Objective:
Drop the pictures and extract exactly the lines from the one that contains "Extract the chart's" through the end of the material.

— Begin —

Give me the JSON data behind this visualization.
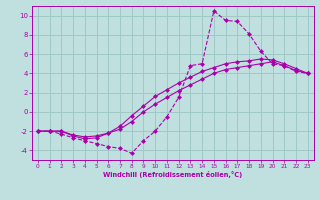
{
  "xlabel": "Windchill (Refroidissement éolien,°C)",
  "bg_color": "#c0e0e0",
  "grid_color": "#a0c8c8",
  "line_color": "#aa00aa",
  "xlim": [
    -0.5,
    23.5
  ],
  "ylim": [
    -5.0,
    11.0
  ],
  "xticks": [
    0,
    1,
    2,
    3,
    4,
    5,
    6,
    7,
    8,
    9,
    10,
    11,
    12,
    13,
    14,
    15,
    16,
    17,
    18,
    19,
    20,
    21,
    22,
    23
  ],
  "yticks": [
    -4,
    -2,
    0,
    2,
    4,
    6,
    8,
    10
  ],
  "line1_x": [
    0,
    1,
    2,
    3,
    4,
    5,
    6,
    7,
    8,
    9,
    10,
    11,
    12,
    13,
    14,
    15,
    16,
    17,
    18,
    19,
    20,
    21,
    22,
    23
  ],
  "line1_y": [
    -2.0,
    -2.0,
    -2.3,
    -2.7,
    -3.0,
    -3.3,
    -3.6,
    -3.8,
    -4.3,
    -3.0,
    -2.0,
    -0.5,
    1.5,
    4.8,
    5.0,
    10.5,
    9.5,
    9.4,
    8.1,
    6.3,
    5.0,
    4.8,
    4.2,
    4.0
  ],
  "line2_x": [
    0,
    1,
    2,
    3,
    4,
    5,
    6,
    7,
    8,
    9,
    10,
    11,
    12,
    13,
    14,
    15,
    16,
    17,
    18,
    19,
    20,
    21,
    22,
    23
  ],
  "line2_y": [
    -2.0,
    -2.0,
    -2.0,
    -2.5,
    -2.8,
    -2.7,
    -2.2,
    -1.5,
    -0.4,
    0.6,
    1.6,
    2.3,
    3.0,
    3.6,
    4.2,
    4.6,
    5.0,
    5.2,
    5.3,
    5.5,
    5.4,
    5.0,
    4.5,
    4.0
  ],
  "line3_x": [
    0,
    1,
    2,
    3,
    4,
    5,
    6,
    7,
    8,
    9,
    10,
    11,
    12,
    13,
    14,
    15,
    16,
    17,
    18,
    19,
    20,
    21,
    22,
    23
  ],
  "line3_y": [
    -2.0,
    -2.0,
    -2.0,
    -2.4,
    -2.6,
    -2.5,
    -2.2,
    -1.8,
    -1.0,
    0.0,
    0.8,
    1.5,
    2.2,
    2.8,
    3.4,
    4.0,
    4.4,
    4.6,
    4.8,
    5.0,
    5.2,
    4.8,
    4.3,
    4.0
  ]
}
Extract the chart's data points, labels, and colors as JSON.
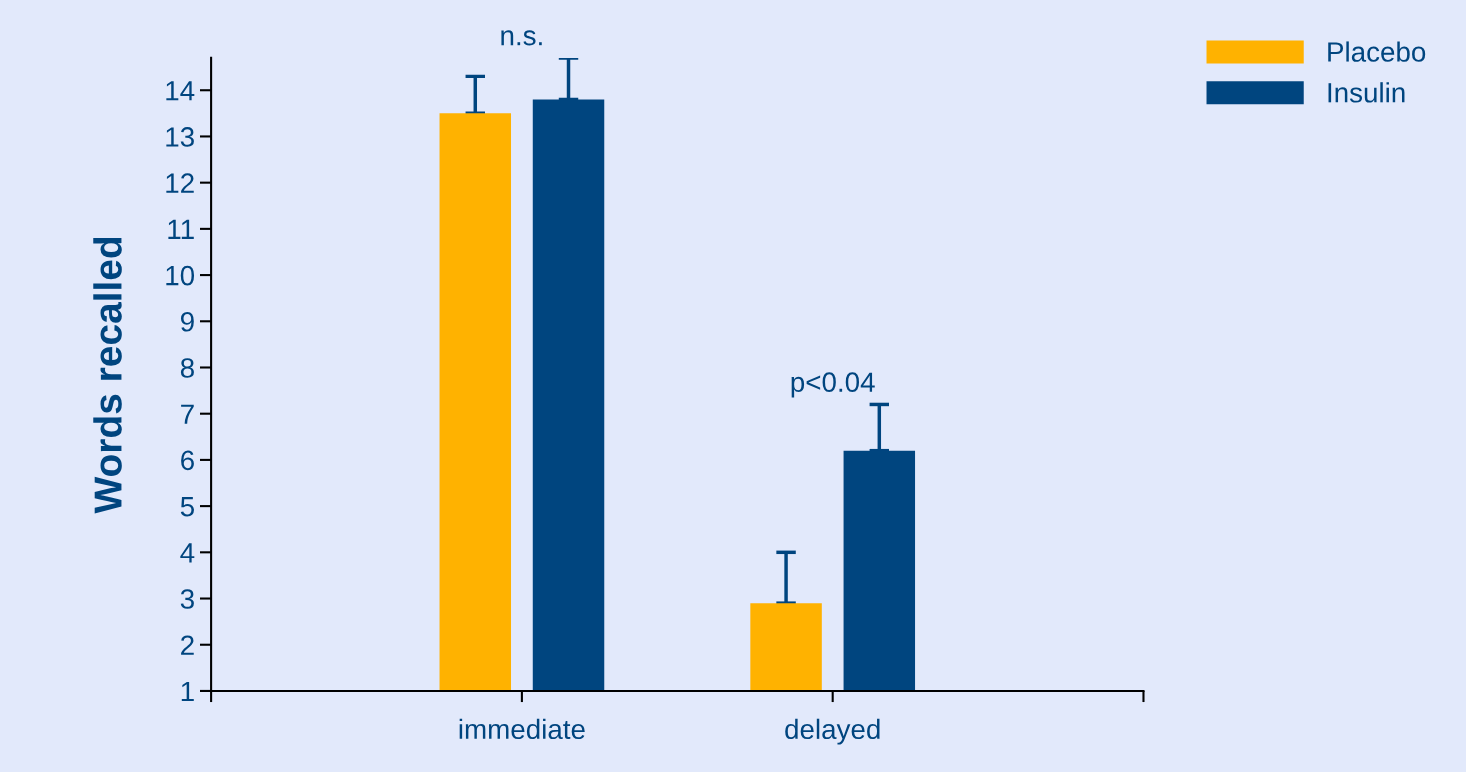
{
  "chart_data": {
    "type": "bar",
    "ylabel": "Words recalled",
    "categories": [
      null,
      "immediate",
      "delayed",
      null
    ],
    "series": [
      {
        "name": "Placebo",
        "color": "#ffb200",
        "values": [
          null,
          13.5,
          2.9,
          null
        ],
        "errors": [
          null,
          [
            13.5,
            14.3
          ],
          [
            2.9,
            4.0
          ],
          null
        ]
      },
      {
        "name": "Insulin",
        "color": "#00457f",
        "values": [
          null,
          13.8,
          6.2,
          null
        ],
        "errors": [
          null,
          [
            13.8,
            14.7
          ],
          [
            6.2,
            7.2
          ],
          null
        ]
      }
    ],
    "ylim": [
      1,
      14.7
    ],
    "yticks": [
      1,
      2,
      3,
      4,
      5,
      6,
      7,
      8,
      9,
      10,
      11,
      12,
      13,
      14
    ],
    "annotations": [
      "n.s.",
      "p<0.04"
    ],
    "legend": "top right",
    "grid": false
  }
}
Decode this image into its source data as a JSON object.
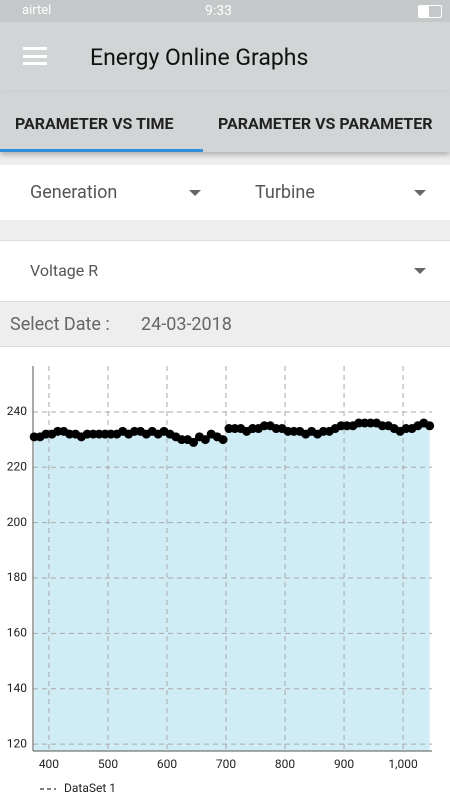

— End —

Solution below:
Extract the chart's data points, labels, and colors as JSON.
{
  "chart_data": {
    "type": "bar",
    "ylabel": "Words recalled",
    "categories": [
      null,
      "immediate",
      "delayed",
      null
    ],
    "series": [
      {
        "name": "Placebo",
        "color": "#ffb200",
        "values": [
          null,
          13.5,
          2.9,
          null
        ],
        "errors": [
          null,
          [
            13.5,
            14.3
          ],
          [
            2.9,
            4.0
          ],
          null
        ]
      },
      {
        "name": "Insulin",
        "color": "#00457f",
        "values": [
          null,
          13.8,
          6.2,
          null
        ],
        "errors": [
          null,
          [
            13.8,
            14.7
          ],
          [
            6.2,
            7.2
          ],
          null
        ]
      }
    ],
    "ylim": [
      1,
      14.7
    ],
    "yticks": [
      1,
      2,
      3,
      4,
      5,
      6,
      7,
      8,
      9,
      10,
      11,
      12,
      13,
      14
    ],
    "annotations": [
      "n.s.",
      "p<0.04"
    ],
    "legend": "top right",
    "grid": false
  }
}
Decode this image into its source data as a JSON object.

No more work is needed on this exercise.